## Dataset excerpts
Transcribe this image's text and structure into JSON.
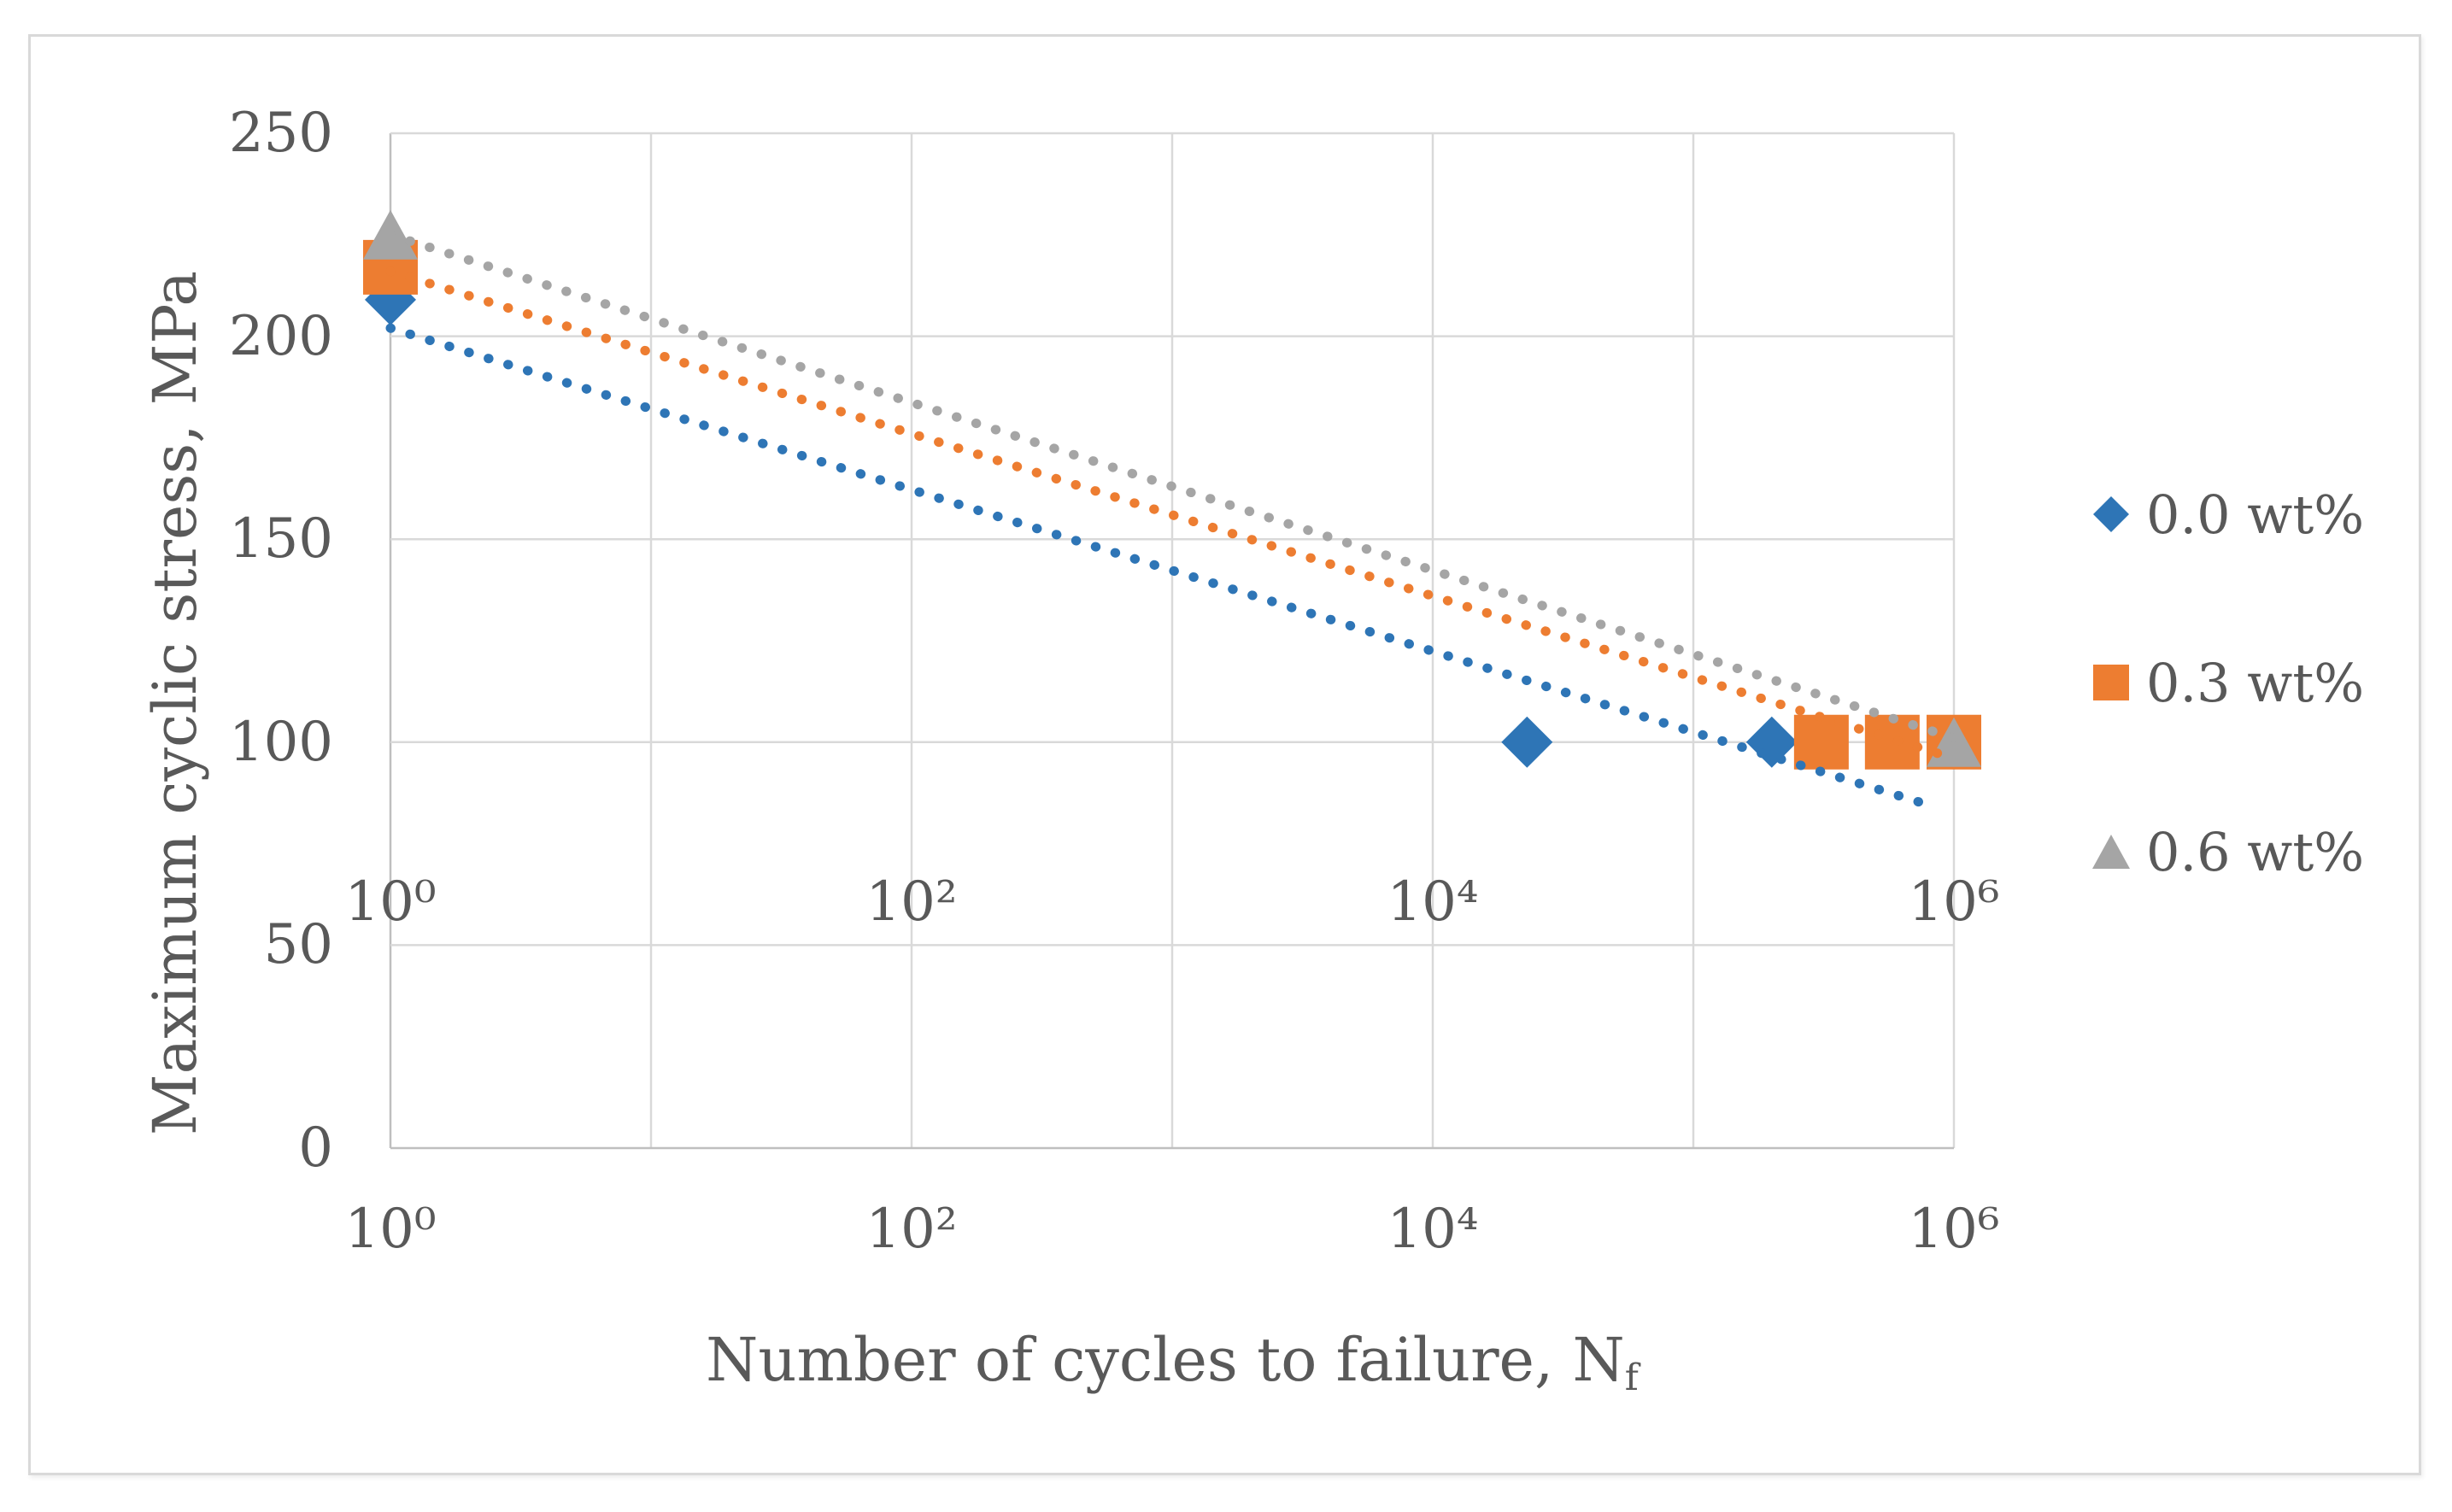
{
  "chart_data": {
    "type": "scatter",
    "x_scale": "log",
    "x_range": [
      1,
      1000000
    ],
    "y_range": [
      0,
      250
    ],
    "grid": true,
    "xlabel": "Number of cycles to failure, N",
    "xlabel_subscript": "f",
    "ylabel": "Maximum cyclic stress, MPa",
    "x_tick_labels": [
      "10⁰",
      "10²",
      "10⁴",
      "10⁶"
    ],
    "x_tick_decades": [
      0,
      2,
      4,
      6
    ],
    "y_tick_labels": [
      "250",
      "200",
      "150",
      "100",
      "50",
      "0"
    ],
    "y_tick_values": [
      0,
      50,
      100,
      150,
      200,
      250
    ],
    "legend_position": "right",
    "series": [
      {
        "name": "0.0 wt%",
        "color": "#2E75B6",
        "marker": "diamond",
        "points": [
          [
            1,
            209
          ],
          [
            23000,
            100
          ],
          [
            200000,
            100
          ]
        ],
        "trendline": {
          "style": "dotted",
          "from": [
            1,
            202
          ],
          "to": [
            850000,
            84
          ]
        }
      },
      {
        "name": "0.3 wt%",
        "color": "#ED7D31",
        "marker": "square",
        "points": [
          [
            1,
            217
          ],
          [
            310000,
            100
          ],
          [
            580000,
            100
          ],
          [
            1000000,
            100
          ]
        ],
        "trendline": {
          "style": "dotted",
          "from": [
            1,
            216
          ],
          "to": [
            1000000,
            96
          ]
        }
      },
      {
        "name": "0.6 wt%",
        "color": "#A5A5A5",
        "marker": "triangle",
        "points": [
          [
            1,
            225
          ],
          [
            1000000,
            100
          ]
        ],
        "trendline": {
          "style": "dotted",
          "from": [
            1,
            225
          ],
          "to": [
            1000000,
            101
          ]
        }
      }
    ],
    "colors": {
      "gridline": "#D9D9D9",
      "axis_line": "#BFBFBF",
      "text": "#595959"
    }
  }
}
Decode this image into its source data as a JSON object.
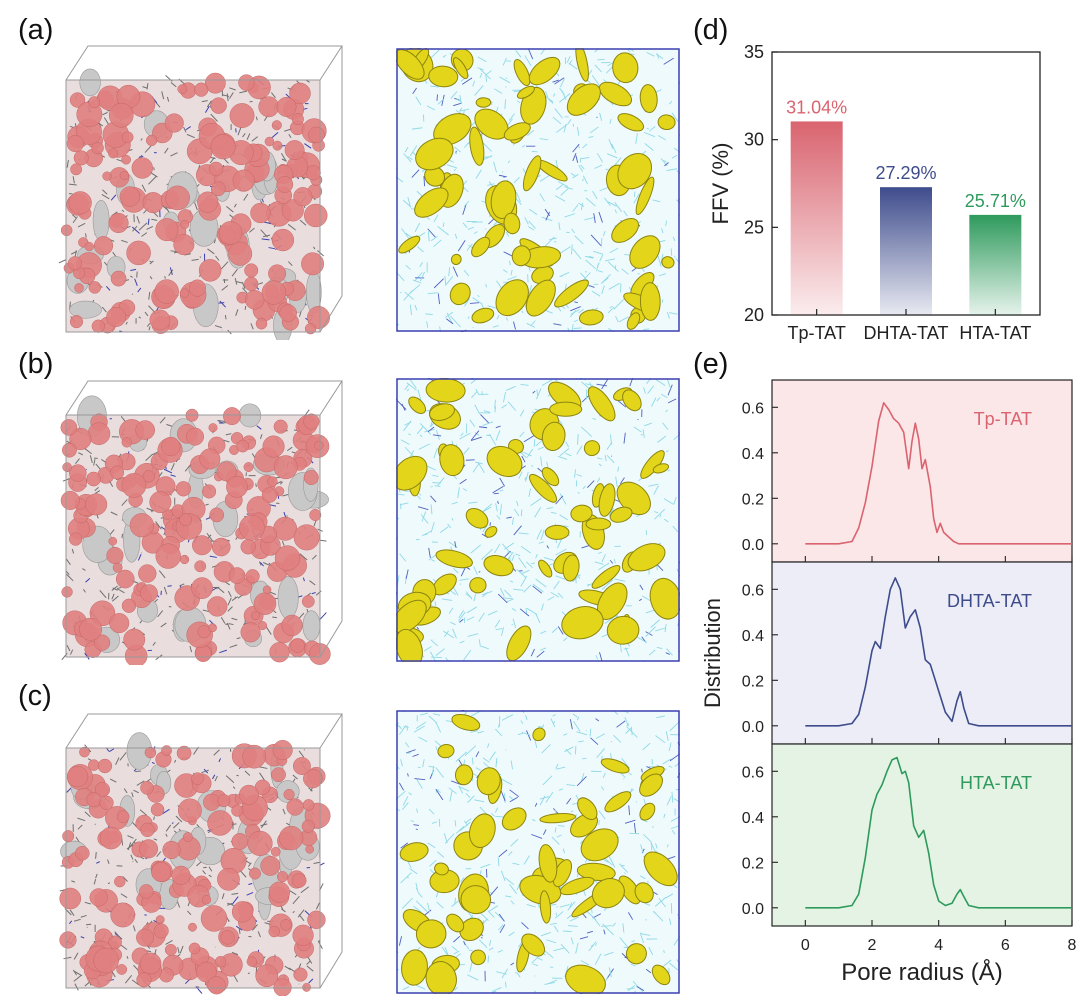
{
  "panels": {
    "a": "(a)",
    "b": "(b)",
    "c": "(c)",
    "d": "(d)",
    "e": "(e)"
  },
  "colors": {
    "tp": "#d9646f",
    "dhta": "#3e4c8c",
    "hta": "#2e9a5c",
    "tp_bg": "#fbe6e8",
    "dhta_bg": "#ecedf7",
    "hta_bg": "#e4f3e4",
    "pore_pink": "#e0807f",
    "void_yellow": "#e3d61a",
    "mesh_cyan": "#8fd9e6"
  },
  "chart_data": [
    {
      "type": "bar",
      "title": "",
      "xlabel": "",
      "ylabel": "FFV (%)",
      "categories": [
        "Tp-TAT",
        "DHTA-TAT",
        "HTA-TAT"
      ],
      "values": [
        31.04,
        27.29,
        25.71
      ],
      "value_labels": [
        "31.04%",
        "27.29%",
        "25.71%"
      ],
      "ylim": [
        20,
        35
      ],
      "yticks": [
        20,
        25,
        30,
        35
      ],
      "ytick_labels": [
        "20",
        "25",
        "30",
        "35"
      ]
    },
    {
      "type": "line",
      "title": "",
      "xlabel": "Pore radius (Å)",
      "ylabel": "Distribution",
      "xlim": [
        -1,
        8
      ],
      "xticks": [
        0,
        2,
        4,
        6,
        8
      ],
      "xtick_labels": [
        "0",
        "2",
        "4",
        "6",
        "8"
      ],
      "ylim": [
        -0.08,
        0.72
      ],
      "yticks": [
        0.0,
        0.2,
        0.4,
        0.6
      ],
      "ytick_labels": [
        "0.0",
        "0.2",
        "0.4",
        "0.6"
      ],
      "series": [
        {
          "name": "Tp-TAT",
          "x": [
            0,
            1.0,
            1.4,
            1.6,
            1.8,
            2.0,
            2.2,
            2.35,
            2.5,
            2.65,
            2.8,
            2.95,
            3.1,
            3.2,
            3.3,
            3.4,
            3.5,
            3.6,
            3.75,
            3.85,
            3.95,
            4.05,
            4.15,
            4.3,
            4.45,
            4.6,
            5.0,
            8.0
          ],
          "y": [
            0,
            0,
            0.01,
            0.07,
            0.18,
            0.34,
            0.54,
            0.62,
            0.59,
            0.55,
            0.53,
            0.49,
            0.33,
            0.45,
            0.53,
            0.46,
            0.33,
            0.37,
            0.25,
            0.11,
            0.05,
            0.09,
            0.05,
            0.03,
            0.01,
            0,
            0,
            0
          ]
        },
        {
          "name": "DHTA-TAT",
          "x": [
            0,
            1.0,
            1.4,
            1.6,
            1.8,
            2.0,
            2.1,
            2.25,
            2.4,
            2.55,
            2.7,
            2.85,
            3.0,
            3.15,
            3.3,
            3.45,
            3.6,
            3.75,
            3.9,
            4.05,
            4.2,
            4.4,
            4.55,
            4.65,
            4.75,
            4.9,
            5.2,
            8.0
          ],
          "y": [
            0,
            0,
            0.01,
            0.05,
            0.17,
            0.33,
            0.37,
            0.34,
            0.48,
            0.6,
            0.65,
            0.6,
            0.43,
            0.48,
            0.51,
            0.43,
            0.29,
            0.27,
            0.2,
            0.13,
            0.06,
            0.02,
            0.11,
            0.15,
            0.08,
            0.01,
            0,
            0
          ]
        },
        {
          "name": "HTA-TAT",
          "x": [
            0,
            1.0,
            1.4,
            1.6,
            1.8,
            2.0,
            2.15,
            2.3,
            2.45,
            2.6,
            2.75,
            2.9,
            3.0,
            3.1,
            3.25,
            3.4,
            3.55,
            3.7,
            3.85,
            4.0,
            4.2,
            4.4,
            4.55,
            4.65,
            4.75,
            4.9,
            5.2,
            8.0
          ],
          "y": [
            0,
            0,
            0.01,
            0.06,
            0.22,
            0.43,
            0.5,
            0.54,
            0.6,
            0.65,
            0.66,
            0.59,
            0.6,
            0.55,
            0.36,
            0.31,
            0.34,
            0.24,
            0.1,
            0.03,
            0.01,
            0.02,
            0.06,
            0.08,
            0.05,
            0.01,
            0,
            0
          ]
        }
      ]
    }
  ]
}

## Task instructions
Restate each line of the records exactly; pictures do not belong in the copy.

## The completed task
Transcribe this image's text and structure into JSON.
{
  "chart_data": {
    "type": "scatter",
    "x_scale": "log",
    "x_range": [
      1,
      1000000
    ],
    "y_range": [
      0,
      250
    ],
    "grid": true,
    "xlabel": "Number of cycles to failure, N",
    "xlabel_subscript": "f",
    "ylabel": "Maximum cyclic stress, MPa",
    "x_tick_labels": [
      "10⁰",
      "10²",
      "10⁴",
      "10⁶"
    ],
    "x_tick_decades": [
      0,
      2,
      4,
      6
    ],
    "y_tick_labels": [
      "250",
      "200",
      "150",
      "100",
      "50",
      "0"
    ],
    "y_tick_values": [
      0,
      50,
      100,
      150,
      200,
      250
    ],
    "legend_position": "right",
    "series": [
      {
        "name": "0.0 wt%",
        "color": "#2E75B6",
        "marker": "diamond",
        "points": [
          [
            1,
            209
          ],
          [
            23000,
            100
          ],
          [
            200000,
            100
          ]
        ],
        "trendline": {
          "style": "dotted",
          "from": [
            1,
            202
          ],
          "to": [
            850000,
            84
          ]
        }
      },
      {
        "name": "0.3 wt%",
        "color": "#ED7D31",
        "marker": "square",
        "points": [
          [
            1,
            217
          ],
          [
            310000,
            100
          ],
          [
            580000,
            100
          ],
          [
            1000000,
            100
          ]
        ],
        "trendline": {
          "style": "dotted",
          "from": [
            1,
            216
          ],
          "to": [
            1000000,
            96
          ]
        }
      },
      {
        "name": "0.6 wt%",
        "color": "#A5A5A5",
        "marker": "triangle",
        "points": [
          [
            1,
            225
          ],
          [
            1000000,
            100
          ]
        ],
        "trendline": {
          "style": "dotted",
          "from": [
            1,
            225
          ],
          "to": [
            1000000,
            101
          ]
        }
      }
    ],
    "colors": {
      "gridline": "#D9D9D9",
      "axis_line": "#BFBFBF",
      "text": "#595959"
    }
  }
}
Decode this image into its source data as a JSON object.
{
  "panels": {
    "a": "(a)",
    "b": "(b)",
    "c": "(c)",
    "d": "(d)",
    "e": "(e)"
  },
  "colors": {
    "tp": "#d9646f",
    "dhta": "#3e4c8c",
    "hta": "#2e9a5c",
    "tp_bg": "#fbe6e8",
    "dhta_bg": "#ecedf7",
    "hta_bg": "#e4f3e4",
    "pore_pink": "#e0807f",
    "void_yellow": "#e3d61a",
    "mesh_cyan": "#8fd9e6"
  },
  "chart_data": [
    {
      "type": "bar",
      "title": "",
      "xlabel": "",
      "ylabel": "FFV (%)",
      "categories": [
        "Tp-TAT",
        "DHTA-TAT",
        "HTA-TAT"
      ],
      "values": [
        31.04,
        27.29,
        25.71
      ],
      "value_labels": [
        "31.04%",
        "27.29%",
        "25.71%"
      ],
      "ylim": [
        20,
        35
      ],
      "yticks": [
        20,
        25,
        30,
        35
      ],
      "ytick_labels": [
        "20",
        "25",
        "30",
        "35"
      ]
    },
    {
      "type": "line",
      "title": "",
      "xlabel": "Pore radius (Å)",
      "ylabel": "Distribution",
      "xlim": [
        -1,
        8
      ],
      "xticks": [
        0,
        2,
        4,
        6,
        8
      ],
      "xtick_labels": [
        "0",
        "2",
        "4",
        "6",
        "8"
      ],
      "ylim": [
        -0.08,
        0.72
      ],
      "yticks": [
        0.0,
        0.2,
        0.4,
        0.6
      ],
      "ytick_labels": [
        "0.0",
        "0.2",
        "0.4",
        "0.6"
      ],
      "series": [
        {
          "name": "Tp-TAT",
          "x": [
            0,
            1.0,
            1.4,
            1.6,
            1.8,
            2.0,
            2.2,
            2.35,
            2.5,
            2.65,
            2.8,
            2.95,
            3.1,
            3.2,
            3.3,
            3.4,
            3.5,
            3.6,
            3.75,
            3.85,
            3.95,
            4.05,
            4.15,
            4.3,
            4.45,
            4.6,
            5.0,
            8.0
          ],
          "y": [
            0,
            0,
            0.01,
            0.07,
            0.18,
            0.34,
            0.54,
            0.62,
            0.59,
            0.55,
            0.53,
            0.49,
            0.33,
            0.45,
            0.53,
            0.46,
            0.33,
            0.37,
            0.25,
            0.11,
            0.05,
            0.09,
            0.05,
            0.03,
            0.01,
            0,
            0,
            0
          ]
        },
        {
          "name": "DHTA-TAT",
          "x": [
            0,
            1.0,
            1.4,
            1.6,
            1.8,
            2.0,
            2.1,
            2.25,
            2.4,
            2.55,
            2.7,
            2.85,
            3.0,
            3.15,
            3.3,
            3.45,
            3.6,
            3.75,
            3.9,
            4.05,
            4.2,
            4.4,
            4.55,
            4.65,
            4.75,
            4.9,
            5.2,
            8.0
          ],
          "y": [
            0,
            0,
            0.01,
            0.05,
            0.17,
            0.33,
            0.37,
            0.34,
            0.48,
            0.6,
            0.65,
            0.6,
            0.43,
            0.48,
            0.51,
            0.43,
            0.29,
            0.27,
            0.2,
            0.13,
            0.06,
            0.02,
            0.11,
            0.15,
            0.08,
            0.01,
            0,
            0
          ]
        },
        {
          "name": "HTA-TAT",
          "x": [
            0,
            1.0,
            1.4,
            1.6,
            1.8,
            2.0,
            2.15,
            2.3,
            2.45,
            2.6,
            2.75,
            2.9,
            3.0,
            3.1,
            3.25,
            3.4,
            3.55,
            3.7,
            3.85,
            4.0,
            4.2,
            4.4,
            4.55,
            4.65,
            4.75,
            4.9,
            5.2,
            8.0
          ],
          "y": [
            0,
            0,
            0.01,
            0.06,
            0.22,
            0.43,
            0.5,
            0.54,
            0.6,
            0.65,
            0.66,
            0.59,
            0.6,
            0.55,
            0.36,
            0.31,
            0.34,
            0.24,
            0.1,
            0.03,
            0.01,
            0.02,
            0.06,
            0.08,
            0.05,
            0.01,
            0,
            0
          ]
        }
      ]
    }
  ]
}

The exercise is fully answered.